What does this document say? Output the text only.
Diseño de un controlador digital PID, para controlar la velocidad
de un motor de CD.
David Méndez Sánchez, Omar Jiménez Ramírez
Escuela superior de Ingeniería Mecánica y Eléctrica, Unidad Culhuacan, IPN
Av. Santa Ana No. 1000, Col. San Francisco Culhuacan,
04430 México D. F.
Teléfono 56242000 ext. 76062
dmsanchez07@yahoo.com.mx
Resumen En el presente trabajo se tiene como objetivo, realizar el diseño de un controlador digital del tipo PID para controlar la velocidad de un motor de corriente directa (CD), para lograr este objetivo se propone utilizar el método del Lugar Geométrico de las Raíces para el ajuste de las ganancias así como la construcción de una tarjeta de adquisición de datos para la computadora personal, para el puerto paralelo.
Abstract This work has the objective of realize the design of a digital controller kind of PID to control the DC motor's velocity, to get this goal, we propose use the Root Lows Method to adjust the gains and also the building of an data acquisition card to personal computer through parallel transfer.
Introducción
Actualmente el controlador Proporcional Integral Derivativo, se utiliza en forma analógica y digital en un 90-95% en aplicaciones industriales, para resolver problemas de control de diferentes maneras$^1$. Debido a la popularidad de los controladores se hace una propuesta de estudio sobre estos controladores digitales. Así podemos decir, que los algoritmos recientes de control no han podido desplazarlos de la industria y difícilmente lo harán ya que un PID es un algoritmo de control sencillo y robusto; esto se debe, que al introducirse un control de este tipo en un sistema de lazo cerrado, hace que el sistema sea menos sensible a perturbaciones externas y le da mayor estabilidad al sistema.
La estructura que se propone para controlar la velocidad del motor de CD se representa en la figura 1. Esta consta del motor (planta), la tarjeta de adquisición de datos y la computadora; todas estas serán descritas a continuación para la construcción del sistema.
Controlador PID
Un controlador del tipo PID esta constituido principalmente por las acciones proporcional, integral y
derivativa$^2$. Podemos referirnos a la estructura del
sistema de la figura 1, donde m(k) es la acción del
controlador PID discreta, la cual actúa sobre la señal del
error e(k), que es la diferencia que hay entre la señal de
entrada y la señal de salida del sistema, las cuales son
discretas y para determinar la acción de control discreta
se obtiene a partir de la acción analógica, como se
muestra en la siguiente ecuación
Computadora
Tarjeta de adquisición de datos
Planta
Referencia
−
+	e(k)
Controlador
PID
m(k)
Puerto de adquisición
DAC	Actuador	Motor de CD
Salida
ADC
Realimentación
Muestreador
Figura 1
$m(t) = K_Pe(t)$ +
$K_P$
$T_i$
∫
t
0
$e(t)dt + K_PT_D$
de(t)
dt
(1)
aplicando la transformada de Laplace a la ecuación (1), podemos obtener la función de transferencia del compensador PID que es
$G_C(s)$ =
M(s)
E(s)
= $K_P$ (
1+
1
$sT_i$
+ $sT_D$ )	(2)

::::::

* [TASK TO CARRY OUT]
Write the entries again, exactly as they stand.

* [EXERCISE RESULT]
What does this document say? Output the text only.
Diseño de un controlador digital PID, para controlar la velocidad
de un motor de CD.
David Méndez Sánchez, Omar Jiménez Ramírez
Escuela superior de Ingeniería Mecánica y Eléctrica, Unidad Culhuacan, IPN
Av. Santa Ana No. 1000, Col. San Francisco Culhuacan,
04430 México D. F.
Teléfono 56242000 ext. 76062
dmsanchez07@yahoo.com.mx
Resumen En el presente trabajo se tiene como objetivo, realizar el diseño de un controlador digital del tipo PID para controlar la velocidad de un motor de corriente directa (CD), para lograr este objetivo se propone utilizar el método del Lugar Geométrico de las Raíces para el ajuste de las ganancias así como la construcción de una tarjeta de adquisición de datos para la computadora personal, para el puerto paralelo.
Abstract This work has the objective of realize the design of a digital controller kind of PID to control the DC motor's velocity, to get this goal, we propose use the Root Lows Method to adjust the gains and also the building of an data acquisition card to personal computer through parallel transfer.
Introducción
Actualmente el controlador Proporcional Integral Derivativo, se utiliza en forma analógica y digital en un 90-95% en aplicaciones industriales, para resolver problemas de control de diferentes maneras$^1$. Debido a la popularidad de los controladores se hace una propuesta de estudio sobre estos controladores digitales. Así podemos decir, que los algoritmos recientes de control no han podido desplazarlos de la industria y difícilmente lo harán ya que un PID es un algoritmo de control sencillo y robusto; esto se debe, que al introducirse un control de este tipo en un sistema de lazo cerrado, hace que el sistema sea menos sensible a perturbaciones externas y le da mayor estabilidad al sistema.
La estructura que se propone para controlar la velocidad del motor de CD se representa en la figura 1. Esta consta del motor (planta), la tarjeta de adquisición de datos y la computadora; todas estas serán descritas a continuación para la construcción del sistema.
Controlador PID
Un controlador del tipo PID esta constituido principalmente por las acciones proporcional, integral y
derivativa$^2$. Podemos referirnos a la estructura del
sistema de la figura 1, donde m(k) es la acción del
controlador PID discreta, la cual actúa sobre la señal del
error e(k), que es la diferencia que hay entre la señal de
entrada y la señal de salida del sistema, las cuales son
discretas y para determinar la acción de control discreta
se obtiene a partir de la acción analógica, como se
muestra en la siguiente ecuación
Computadora
Tarjeta de adquisición de datos
Planta
Referencia
−
+	e(k)
Controlador
PID
m(k)
Puerto de adquisición
DAC	Actuador	Motor de CD
Salida
ADC
Realimentación
Muestreador
Figura 1
$m(t) = K_Pe(t)$ +
$K_P$
$T_i$
∫
t
0
$e(t)dt + K_PT_D$
de(t)
dt
(1)
aplicando la transformada de Laplace a la ecuación (1), podemos obtener la función de transferencia del compensador PID que es
$G_C(s)$ =
M(s)
E(s)
= $K_P$ (
1+
1
$sT_i$
+ $sT_D$ )	(2)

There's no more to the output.